• WRITTEN INSTRUCTION
Give again, word for word, only the lines from the one containing "What does this" through the final line.

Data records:
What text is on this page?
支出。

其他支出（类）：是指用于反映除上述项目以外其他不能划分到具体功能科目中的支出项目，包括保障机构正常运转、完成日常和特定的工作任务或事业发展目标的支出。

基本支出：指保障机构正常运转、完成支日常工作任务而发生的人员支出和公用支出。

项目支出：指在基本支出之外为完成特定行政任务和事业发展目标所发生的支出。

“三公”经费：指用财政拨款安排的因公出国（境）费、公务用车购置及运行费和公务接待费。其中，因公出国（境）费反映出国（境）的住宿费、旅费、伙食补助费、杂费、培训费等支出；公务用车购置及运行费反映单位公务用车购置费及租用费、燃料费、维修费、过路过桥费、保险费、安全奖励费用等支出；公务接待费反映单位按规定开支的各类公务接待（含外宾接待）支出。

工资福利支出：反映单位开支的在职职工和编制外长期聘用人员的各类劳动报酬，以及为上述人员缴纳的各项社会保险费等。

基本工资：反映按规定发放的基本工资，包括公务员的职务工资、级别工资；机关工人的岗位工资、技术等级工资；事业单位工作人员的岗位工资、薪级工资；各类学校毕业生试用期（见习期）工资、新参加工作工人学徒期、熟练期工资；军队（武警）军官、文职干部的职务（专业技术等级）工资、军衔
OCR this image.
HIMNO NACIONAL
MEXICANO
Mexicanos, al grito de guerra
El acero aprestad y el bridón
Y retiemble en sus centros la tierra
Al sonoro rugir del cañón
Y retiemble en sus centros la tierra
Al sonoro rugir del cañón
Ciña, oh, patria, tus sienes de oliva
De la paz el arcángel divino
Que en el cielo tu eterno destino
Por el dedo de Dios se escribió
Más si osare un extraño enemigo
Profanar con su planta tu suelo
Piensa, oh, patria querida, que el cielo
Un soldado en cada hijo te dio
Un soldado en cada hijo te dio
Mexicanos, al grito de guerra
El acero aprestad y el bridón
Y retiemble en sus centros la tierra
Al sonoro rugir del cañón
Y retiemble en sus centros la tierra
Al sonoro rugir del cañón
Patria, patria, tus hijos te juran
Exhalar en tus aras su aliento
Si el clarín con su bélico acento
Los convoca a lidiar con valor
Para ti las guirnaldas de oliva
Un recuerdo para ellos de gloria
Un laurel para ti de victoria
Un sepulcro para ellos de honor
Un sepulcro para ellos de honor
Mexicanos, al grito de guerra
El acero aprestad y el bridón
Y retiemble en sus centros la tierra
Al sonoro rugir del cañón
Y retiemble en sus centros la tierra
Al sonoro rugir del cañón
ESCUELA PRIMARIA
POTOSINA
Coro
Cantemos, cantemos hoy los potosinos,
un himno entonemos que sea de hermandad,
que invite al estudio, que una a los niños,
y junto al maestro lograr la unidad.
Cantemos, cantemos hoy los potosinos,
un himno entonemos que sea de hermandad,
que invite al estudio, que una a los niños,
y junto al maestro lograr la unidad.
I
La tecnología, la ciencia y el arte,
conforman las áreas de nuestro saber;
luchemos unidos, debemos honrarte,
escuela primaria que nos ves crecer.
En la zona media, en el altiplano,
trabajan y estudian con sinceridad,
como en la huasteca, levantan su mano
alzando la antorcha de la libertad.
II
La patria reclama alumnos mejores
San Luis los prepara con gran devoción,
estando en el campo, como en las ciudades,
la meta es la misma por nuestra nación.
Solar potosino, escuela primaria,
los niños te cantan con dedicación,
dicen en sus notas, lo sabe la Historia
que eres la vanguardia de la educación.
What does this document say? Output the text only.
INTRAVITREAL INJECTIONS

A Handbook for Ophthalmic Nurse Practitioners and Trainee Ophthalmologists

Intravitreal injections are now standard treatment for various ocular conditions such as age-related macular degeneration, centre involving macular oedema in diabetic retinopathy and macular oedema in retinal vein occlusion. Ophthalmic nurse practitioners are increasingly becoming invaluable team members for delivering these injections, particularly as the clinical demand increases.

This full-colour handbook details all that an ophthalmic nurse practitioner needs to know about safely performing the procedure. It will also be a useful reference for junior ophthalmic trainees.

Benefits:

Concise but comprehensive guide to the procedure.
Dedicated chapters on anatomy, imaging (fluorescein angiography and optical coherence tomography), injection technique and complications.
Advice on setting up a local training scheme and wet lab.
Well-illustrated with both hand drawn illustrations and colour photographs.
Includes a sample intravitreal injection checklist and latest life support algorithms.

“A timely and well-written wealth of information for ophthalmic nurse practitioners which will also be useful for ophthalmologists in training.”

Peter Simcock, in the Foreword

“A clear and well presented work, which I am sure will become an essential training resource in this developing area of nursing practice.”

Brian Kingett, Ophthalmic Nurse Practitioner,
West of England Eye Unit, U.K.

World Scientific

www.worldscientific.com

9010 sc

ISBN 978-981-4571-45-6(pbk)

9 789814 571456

• EXERCISE SOLUTION
What does this document say? Output the text only.
INTRAVITREAL INJECTIONS

A Handbook for Ophthalmic Nurse Practitioners and Trainee Ophthalmologists

Intravitreal injections are now standard treatment for various ocular conditions such as age-related macular degeneration, centre involving macular oedema in diabetic retinopathy and macular oedema in retinal vein occlusion. Ophthalmic nurse practitioners are increasingly becoming invaluable team members for delivering these injections, particularly as the clinical demand increases.

This full-colour handbook details all that an ophthalmic nurse practitioner needs to know about safely performing the procedure. It will also be a useful reference for junior ophthalmic trainees.

Benefits:

Concise but comprehensive guide to the procedure.
Dedicated chapters on anatomy, imaging (fluorescein angiography and optical coherence tomography), injection technique and complications.
Advice on setting up a local training scheme and wet lab.
Well-illustrated with both hand drawn illustrations and colour photographs.
Includes a sample intravitreal injection checklist and latest life support algorithms.

“A timely and well-written wealth of information for ophthalmic nurse practitioners which will also be useful for ophthalmologists in training.”

Peter Simcock, in the Foreword

“A clear and well presented work, which I am sure will become an essential training resource in this developing area of nursing practice.”

Brian Kingett, Ophthalmic Nurse Practitioner,
West of England Eye Unit, U.K.

World Scientific

www.worldscientific.com

9010 sc

ISBN 978-981-4571-45-6(pbk)

9 789814 571456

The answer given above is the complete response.